Extracted data entries
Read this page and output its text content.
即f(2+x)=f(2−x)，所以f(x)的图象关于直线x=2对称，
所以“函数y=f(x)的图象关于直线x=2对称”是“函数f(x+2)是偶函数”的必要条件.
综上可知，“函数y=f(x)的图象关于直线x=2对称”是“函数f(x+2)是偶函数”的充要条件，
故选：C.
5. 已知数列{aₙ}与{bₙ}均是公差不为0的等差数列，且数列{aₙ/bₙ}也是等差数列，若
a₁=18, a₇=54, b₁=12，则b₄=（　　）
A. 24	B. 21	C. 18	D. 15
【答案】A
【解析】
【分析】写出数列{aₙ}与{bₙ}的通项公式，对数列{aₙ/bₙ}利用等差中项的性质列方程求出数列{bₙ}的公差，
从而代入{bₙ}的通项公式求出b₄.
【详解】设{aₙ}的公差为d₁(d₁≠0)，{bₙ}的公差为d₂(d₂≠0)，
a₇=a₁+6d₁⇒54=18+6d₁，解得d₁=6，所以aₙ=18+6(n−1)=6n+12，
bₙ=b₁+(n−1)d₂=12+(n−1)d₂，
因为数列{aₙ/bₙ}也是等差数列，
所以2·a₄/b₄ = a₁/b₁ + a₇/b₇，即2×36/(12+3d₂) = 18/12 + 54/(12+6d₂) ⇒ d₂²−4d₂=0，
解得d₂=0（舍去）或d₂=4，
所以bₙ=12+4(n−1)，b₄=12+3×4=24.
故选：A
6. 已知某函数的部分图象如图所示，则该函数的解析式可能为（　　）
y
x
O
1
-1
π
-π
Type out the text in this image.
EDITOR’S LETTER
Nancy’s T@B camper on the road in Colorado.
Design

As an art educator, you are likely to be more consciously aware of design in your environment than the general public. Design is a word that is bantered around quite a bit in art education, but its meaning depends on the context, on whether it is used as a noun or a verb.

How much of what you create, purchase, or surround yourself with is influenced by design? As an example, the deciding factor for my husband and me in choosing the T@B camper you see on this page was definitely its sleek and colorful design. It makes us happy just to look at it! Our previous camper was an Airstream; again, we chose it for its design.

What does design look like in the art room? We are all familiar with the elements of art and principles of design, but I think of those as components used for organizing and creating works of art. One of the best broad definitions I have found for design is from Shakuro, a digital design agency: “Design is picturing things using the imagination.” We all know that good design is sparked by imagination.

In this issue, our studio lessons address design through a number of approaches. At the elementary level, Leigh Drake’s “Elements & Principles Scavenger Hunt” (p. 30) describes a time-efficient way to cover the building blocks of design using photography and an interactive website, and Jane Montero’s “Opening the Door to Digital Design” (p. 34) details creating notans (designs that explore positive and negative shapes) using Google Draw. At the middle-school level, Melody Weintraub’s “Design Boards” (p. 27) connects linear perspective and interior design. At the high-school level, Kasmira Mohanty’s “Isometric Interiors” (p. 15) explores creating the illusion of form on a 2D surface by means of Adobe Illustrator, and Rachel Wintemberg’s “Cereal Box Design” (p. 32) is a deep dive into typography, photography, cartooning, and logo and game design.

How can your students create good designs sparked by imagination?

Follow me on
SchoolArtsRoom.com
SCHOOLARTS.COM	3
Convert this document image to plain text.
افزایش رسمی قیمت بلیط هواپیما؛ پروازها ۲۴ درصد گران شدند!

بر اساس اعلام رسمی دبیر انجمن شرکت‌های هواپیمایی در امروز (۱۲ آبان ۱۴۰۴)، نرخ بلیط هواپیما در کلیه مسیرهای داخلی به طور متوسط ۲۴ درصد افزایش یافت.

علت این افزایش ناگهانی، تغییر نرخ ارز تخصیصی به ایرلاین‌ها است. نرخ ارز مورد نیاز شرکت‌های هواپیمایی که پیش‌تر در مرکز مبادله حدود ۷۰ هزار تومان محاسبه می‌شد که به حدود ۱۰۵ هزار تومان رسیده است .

» **WORK TO DO**
Give all the records again. Match them exactly.

» **SOLVED PROBLEM**
Read this page and output its text content.
即f(2+x)=f(2−x)，所以f(x)的图象关于直线x=2对称，
所以“函数y=f(x)的图象关于直线x=2对称”是“函数f(x+2)是偶函数”的必要条件.
综上可知，“函数y=f(x)的图象关于直线x=2对称”是“函数f(x+2)是偶函数”的充要条件，
故选：C.
5. 已知数列{aₙ}与{bₙ}均是公差不为0的等差数列，且数列{aₙ/bₙ}也是等差数列，若
a₁=18, a₇=54, b₁=12，则b₄=（　　）
A. 24	B. 21	C. 18	D. 15
【答案】A
【解析】
【分析】写出数列{aₙ}与{bₙ}的通项公式，对数列{aₙ/bₙ}利用等差中项的性质列方程求出数列{bₙ}的公差，
从而代入{bₙ}的通项公式求出b₄.
【详解】设{aₙ}的公差为d₁(d₁≠0)，{bₙ}的公差为d₂(d₂≠0)，
a₇=a₁+6d₁⇒54=18+6d₁，解得d₁=6，所以aₙ=18+6(n−1)=6n+12，
bₙ=b₁+(n−1)d₂=12+(n−1)d₂，
因为数列{aₙ/bₙ}也是等差数列，
所以2·a₄/b₄ = a₁/b₁ + a₇/b₇，即2×36/(12+3d₂) = 18/12 + 54/(12+6d₂) ⇒ d₂²−4d₂=0，
解得d₂=0（舍去）或d₂=4，
所以bₙ=12+4(n−1)，b₄=12+3×4=24.
故选：A
6. 已知某函数的部分图象如图所示，则该函数的解析式可能为（　　）
y
x
O
1
-1
π
-π
Type out the text in this image.
EDITOR’S LETTER
Nancy’s T@B camper on the road in Colorado.
Design

As an art educator, you are likely to be more consciously aware of design in your environment than the general public. Design is a word that is bantered around quite a bit in art education, but its meaning depends on the context, on whether it is used as a noun or a verb.

How much of what you create, purchase, or surround yourself with is influenced by design? As an example, the deciding factor for my husband and me in choosing the T@B camper you see on this page was definitely its sleek and colorful design. It makes us happy just to look at it! Our previous camper was an Airstream; again, we chose it for its design.

What does design look like in the art room? We are all familiar with the elements of art and principles of design, but I think of those as components used for organizing and creating works of art. One of the best broad definitions I have found for design is from Shakuro, a digital design agency: “Design is picturing things using the imagination.” We all know that good design is sparked by imagination.

In this issue, our studio lessons address design through a number of approaches. At the elementary level, Leigh Drake’s “Elements & Principles Scavenger Hunt” (p. 30) describes a time-efficient way to cover the building blocks of design using photography and an interactive website, and Jane Montero’s “Opening the Door to Digital Design” (p. 34) details creating notans (designs that explore positive and negative shapes) using Google Draw. At the middle-school level, Melody Weintraub’s “Design Boards” (p. 27) connects linear perspective and interior design. At the high-school level, Kasmira Mohanty’s “Isometric Interiors” (p. 15) explores creating the illusion of form on a 2D surface by means of Adobe Illustrator, and Rachel Wintemberg’s “Cereal Box Design” (p. 32) is a deep dive into typography, photography, cartooning, and logo and game design.

How can your students create good designs sparked by imagination?

Follow me on
SchoolArtsRoom.com
SCHOOLARTS.COM	3
Convert this document image to plain text.
افزایش رسمی قیمت بلیط هواپیما؛ پروازها ۲۴ درصد گران شدند!

بر اساس اعلام رسمی دبیر انجمن شرکت‌های هواپیمایی در امروز (۱۲ آبان ۱۴۰۴)، نرخ بلیط هواپیما در کلیه مسیرهای داخلی به طور متوسط ۲۴ درصد افزایش یافت.

علت این افزایش ناگهانی، تغییر نرخ ارز تخصیصی به ایرلاین‌ها است. نرخ ارز مورد نیاز شرکت‌های هواپیمایی که پیش‌تر در مرکز مبادله حدود ۷۰ هزار تومان محاسبه می‌شد که به حدود ۱۰۵ هزار تومان رسیده است .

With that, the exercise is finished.